# SET TASK
Pick out the lines below that include the string "transfers".

:::

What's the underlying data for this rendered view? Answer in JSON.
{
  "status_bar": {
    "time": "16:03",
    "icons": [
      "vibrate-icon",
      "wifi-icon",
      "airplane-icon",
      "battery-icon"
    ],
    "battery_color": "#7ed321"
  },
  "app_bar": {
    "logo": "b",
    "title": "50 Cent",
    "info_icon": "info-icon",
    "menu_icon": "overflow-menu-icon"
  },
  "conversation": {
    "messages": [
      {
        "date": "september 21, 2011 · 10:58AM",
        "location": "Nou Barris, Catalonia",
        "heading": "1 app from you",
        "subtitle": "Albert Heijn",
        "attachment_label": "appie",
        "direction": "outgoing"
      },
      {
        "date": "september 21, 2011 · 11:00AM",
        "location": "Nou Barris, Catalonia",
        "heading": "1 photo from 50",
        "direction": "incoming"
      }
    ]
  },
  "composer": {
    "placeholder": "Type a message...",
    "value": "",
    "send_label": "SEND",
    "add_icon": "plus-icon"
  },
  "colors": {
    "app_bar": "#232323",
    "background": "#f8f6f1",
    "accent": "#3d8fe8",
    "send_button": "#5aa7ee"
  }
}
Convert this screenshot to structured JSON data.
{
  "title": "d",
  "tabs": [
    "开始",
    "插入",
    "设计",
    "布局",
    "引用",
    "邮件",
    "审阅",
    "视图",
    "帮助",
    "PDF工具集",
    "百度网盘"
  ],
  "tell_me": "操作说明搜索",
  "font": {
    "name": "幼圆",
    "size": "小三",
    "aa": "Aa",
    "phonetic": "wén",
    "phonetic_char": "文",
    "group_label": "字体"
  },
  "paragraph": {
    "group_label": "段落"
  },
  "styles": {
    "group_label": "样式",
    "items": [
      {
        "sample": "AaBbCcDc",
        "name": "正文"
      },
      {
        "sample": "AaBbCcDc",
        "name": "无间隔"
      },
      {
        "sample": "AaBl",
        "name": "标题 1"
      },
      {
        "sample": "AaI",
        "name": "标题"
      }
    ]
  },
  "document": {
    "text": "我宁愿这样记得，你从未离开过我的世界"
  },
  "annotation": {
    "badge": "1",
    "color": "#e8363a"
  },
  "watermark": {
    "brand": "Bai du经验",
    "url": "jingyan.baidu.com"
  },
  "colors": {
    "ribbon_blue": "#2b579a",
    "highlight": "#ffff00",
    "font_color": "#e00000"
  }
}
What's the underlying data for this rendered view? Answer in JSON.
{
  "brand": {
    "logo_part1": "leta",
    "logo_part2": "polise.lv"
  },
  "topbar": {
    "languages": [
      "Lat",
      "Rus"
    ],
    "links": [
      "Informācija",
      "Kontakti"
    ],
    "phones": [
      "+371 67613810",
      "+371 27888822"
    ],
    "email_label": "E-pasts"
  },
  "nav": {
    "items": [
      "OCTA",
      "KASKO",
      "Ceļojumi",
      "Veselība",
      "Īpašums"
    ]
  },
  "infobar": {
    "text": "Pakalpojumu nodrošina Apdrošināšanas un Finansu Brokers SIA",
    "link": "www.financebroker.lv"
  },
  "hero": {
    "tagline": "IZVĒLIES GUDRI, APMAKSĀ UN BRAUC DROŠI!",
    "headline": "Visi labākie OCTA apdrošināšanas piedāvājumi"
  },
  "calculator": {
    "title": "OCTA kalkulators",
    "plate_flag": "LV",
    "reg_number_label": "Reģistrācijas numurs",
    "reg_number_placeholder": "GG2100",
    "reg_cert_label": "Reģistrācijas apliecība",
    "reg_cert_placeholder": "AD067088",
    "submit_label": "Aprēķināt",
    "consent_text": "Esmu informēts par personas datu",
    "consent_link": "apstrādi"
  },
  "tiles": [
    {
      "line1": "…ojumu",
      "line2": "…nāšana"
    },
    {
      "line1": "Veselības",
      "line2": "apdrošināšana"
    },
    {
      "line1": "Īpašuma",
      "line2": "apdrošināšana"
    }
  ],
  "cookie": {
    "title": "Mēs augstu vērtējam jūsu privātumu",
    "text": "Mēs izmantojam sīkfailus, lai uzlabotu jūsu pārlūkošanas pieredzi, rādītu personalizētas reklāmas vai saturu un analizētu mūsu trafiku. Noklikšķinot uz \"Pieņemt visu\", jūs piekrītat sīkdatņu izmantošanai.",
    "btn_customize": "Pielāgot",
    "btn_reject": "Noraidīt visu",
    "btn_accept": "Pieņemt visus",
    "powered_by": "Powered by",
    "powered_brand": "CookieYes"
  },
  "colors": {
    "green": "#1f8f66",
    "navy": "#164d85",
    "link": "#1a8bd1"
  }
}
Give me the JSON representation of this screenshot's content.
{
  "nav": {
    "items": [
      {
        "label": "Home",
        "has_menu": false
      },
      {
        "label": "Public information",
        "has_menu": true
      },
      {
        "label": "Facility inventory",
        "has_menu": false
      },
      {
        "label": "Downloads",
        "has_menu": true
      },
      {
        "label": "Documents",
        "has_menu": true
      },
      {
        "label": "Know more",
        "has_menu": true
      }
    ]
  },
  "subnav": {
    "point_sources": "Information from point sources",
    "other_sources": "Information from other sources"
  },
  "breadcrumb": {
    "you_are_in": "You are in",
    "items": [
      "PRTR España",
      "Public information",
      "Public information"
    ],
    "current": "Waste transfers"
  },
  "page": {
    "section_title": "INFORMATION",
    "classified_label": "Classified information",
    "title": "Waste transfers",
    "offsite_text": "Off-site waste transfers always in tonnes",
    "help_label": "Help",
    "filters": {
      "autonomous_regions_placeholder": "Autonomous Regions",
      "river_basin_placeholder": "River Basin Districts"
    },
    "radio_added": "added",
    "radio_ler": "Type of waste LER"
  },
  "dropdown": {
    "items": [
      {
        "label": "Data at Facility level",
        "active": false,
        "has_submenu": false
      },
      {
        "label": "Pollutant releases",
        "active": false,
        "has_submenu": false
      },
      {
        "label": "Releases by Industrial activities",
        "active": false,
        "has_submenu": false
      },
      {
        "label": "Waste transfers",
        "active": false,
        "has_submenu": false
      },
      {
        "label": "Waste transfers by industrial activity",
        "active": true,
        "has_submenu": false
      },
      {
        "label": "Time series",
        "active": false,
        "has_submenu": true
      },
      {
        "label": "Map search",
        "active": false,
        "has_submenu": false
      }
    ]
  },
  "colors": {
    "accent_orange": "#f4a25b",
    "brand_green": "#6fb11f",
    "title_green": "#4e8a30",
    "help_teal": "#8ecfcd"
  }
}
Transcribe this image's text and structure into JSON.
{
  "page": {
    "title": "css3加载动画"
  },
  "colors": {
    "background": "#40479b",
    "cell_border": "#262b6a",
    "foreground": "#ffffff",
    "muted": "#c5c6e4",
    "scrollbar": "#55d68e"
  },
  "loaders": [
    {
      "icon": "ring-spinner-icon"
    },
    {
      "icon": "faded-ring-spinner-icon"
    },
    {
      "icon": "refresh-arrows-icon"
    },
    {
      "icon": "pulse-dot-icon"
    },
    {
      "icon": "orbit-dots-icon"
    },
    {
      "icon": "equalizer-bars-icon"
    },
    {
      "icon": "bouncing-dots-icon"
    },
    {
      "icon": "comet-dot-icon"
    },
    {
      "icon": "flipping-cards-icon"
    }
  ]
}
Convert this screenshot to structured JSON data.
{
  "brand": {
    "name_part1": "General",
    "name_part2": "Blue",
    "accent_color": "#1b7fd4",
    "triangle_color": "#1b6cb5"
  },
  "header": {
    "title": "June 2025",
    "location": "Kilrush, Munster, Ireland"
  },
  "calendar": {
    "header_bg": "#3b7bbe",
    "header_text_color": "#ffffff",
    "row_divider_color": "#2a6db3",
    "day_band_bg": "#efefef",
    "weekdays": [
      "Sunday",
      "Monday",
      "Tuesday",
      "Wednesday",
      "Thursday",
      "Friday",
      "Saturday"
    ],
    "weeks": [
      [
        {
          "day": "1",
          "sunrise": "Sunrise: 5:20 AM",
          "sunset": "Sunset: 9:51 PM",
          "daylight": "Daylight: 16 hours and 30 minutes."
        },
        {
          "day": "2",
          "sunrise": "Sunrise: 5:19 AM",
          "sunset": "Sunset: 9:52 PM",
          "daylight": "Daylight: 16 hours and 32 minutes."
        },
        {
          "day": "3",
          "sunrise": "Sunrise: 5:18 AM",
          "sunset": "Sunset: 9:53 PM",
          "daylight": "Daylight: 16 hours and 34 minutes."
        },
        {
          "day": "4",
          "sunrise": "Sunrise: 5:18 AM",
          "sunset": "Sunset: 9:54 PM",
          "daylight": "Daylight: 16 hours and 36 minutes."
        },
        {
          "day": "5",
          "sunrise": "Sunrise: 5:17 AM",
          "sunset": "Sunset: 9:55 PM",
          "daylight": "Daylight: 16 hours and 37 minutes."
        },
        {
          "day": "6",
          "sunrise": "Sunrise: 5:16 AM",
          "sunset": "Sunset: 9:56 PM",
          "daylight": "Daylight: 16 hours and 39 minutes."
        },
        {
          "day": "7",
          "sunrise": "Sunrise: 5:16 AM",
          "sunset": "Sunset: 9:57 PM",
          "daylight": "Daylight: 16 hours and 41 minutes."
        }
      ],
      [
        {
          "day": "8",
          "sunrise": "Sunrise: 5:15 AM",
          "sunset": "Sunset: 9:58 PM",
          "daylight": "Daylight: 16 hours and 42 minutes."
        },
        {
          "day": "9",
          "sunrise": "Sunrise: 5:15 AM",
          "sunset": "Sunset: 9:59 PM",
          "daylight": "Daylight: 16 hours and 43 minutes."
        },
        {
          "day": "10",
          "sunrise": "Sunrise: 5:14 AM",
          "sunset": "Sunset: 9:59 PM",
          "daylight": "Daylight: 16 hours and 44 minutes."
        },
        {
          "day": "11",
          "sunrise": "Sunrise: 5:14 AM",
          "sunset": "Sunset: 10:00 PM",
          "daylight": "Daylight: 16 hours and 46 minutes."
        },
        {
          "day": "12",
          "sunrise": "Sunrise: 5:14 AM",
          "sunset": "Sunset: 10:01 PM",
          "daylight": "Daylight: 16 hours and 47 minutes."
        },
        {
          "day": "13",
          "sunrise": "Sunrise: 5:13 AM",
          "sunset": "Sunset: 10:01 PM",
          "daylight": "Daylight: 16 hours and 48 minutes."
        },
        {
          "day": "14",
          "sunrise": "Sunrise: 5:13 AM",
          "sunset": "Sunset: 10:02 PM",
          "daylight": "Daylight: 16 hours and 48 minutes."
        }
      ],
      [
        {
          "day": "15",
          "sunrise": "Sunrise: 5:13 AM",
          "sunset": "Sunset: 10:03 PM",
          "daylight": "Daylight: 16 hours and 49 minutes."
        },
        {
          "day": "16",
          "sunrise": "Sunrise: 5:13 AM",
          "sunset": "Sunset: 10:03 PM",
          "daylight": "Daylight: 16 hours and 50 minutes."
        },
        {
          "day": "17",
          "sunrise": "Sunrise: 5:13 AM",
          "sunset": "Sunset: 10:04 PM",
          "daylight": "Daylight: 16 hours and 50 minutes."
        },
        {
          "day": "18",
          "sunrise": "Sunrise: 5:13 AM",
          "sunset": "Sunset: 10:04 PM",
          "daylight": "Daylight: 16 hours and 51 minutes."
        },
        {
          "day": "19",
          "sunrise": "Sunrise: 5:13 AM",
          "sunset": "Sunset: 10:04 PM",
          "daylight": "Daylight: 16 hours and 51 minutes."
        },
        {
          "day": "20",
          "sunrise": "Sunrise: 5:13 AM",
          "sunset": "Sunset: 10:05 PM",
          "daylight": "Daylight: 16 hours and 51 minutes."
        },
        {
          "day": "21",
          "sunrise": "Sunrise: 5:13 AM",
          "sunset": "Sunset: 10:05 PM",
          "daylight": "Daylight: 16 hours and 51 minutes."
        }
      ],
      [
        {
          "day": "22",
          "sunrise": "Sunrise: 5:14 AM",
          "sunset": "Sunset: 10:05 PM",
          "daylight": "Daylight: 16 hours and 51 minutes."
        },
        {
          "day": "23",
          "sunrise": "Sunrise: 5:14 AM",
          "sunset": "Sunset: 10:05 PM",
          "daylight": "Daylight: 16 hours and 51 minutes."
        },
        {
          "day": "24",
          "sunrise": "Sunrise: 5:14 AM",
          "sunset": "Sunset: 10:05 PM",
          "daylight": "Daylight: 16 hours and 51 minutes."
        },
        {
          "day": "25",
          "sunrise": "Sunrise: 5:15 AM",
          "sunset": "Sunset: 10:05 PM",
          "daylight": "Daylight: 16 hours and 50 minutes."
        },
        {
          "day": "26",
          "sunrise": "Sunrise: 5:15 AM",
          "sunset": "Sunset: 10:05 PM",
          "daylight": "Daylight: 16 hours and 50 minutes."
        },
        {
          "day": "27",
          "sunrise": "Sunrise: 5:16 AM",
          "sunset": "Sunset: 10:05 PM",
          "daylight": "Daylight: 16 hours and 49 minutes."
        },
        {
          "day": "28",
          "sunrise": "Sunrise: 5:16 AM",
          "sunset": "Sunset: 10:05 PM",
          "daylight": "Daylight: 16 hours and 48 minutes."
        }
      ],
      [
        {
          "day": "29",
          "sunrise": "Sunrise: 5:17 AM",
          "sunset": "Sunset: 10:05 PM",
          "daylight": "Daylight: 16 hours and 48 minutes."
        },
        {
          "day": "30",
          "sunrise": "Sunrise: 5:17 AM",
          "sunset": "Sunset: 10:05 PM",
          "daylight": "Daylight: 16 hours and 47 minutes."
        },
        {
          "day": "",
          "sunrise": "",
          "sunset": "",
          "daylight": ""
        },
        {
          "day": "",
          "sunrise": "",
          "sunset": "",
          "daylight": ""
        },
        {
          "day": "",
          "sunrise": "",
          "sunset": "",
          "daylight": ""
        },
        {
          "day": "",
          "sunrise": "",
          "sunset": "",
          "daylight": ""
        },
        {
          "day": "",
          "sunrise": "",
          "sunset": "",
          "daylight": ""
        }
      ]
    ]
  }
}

:::

# FULL OUTPUT
    "current": "Waste transfers"
    "title": "Waste transfers",
    "offsite_text": "Off-site waste transfers always in tonnes",
        "label": "Waste transfers",
        "label": "Waste transfers by industrial activity",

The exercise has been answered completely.